**DATA ROWS:**
::::::
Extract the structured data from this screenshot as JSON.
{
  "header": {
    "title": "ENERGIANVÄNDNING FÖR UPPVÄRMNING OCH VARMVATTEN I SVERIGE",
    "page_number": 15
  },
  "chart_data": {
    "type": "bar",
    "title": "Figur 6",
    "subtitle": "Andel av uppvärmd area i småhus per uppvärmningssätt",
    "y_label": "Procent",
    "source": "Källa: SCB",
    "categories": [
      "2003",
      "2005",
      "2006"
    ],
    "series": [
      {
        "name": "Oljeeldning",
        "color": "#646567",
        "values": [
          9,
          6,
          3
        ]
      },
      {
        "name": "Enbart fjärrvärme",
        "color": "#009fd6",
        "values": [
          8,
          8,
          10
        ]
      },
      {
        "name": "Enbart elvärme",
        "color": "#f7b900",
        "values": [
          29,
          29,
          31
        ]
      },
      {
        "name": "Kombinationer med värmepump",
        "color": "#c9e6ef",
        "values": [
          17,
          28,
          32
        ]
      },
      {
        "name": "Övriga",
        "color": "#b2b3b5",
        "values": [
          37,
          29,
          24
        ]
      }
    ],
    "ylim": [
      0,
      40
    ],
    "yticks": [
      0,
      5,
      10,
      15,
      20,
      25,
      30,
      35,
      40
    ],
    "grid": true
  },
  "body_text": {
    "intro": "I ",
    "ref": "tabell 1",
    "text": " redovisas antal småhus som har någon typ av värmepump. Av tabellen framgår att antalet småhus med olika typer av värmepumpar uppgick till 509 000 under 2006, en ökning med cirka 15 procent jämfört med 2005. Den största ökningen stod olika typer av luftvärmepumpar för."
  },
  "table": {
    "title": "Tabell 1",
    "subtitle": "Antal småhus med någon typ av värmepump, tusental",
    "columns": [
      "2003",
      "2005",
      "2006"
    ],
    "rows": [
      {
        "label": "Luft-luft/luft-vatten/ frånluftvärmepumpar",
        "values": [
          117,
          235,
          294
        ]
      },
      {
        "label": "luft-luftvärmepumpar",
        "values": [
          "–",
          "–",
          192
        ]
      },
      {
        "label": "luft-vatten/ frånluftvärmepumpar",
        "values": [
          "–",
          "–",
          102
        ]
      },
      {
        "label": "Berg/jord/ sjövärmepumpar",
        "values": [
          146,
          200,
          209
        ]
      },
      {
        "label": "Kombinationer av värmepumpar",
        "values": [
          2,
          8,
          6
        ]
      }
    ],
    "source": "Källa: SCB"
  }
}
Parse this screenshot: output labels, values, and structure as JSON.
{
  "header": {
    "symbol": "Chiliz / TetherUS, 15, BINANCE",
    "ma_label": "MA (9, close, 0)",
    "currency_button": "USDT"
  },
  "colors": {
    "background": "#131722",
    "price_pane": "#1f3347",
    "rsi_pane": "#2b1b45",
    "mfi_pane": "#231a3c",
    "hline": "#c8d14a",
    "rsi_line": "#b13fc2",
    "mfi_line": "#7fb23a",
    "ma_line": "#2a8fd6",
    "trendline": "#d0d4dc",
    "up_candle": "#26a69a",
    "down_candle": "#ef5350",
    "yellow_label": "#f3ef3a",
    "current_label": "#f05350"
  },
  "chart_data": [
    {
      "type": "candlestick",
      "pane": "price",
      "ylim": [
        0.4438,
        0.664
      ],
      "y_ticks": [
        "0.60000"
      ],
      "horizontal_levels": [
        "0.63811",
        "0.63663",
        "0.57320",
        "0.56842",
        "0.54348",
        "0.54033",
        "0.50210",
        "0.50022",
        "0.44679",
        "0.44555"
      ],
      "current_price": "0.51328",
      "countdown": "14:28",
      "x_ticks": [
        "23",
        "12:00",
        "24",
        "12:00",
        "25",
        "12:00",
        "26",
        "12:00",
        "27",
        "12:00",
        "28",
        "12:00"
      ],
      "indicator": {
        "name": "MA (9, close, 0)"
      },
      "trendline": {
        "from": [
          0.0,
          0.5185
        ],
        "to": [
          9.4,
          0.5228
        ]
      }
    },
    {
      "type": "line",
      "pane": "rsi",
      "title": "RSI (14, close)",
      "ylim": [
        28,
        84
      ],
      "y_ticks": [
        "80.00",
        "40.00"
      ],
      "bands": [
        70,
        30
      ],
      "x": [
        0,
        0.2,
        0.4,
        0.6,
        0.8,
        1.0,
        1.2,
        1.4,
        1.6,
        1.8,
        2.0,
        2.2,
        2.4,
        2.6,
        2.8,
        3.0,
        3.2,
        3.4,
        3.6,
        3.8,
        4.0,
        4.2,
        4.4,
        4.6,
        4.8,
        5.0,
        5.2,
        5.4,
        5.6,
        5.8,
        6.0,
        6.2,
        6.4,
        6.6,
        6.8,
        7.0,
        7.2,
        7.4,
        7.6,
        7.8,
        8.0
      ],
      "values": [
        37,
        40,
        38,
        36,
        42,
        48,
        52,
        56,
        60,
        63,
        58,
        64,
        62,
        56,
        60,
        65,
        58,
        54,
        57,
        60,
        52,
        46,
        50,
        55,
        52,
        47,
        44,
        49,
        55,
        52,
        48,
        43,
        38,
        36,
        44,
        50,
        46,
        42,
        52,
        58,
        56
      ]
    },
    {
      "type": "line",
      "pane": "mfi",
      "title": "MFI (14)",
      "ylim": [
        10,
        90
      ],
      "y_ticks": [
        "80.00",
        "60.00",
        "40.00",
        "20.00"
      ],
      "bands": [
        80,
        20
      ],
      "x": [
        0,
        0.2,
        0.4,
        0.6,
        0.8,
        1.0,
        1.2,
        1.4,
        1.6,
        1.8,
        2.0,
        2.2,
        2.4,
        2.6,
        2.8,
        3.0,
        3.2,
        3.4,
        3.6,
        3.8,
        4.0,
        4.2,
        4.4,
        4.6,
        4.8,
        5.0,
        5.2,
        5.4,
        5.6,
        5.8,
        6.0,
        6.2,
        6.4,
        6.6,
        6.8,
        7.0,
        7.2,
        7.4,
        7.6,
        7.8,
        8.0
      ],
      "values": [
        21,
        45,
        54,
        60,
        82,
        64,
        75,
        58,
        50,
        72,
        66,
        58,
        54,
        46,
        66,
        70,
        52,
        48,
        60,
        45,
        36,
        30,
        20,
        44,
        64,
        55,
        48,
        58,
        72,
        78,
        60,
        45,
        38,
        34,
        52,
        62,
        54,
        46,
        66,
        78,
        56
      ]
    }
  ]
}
::::::
**WORK TO COMPLETE:**
Scan the material above. Extract every line in which the word "from" occurs.

**TASK OUTPUT:**
Extract the structured data from this screenshot as JSON.
        "from": [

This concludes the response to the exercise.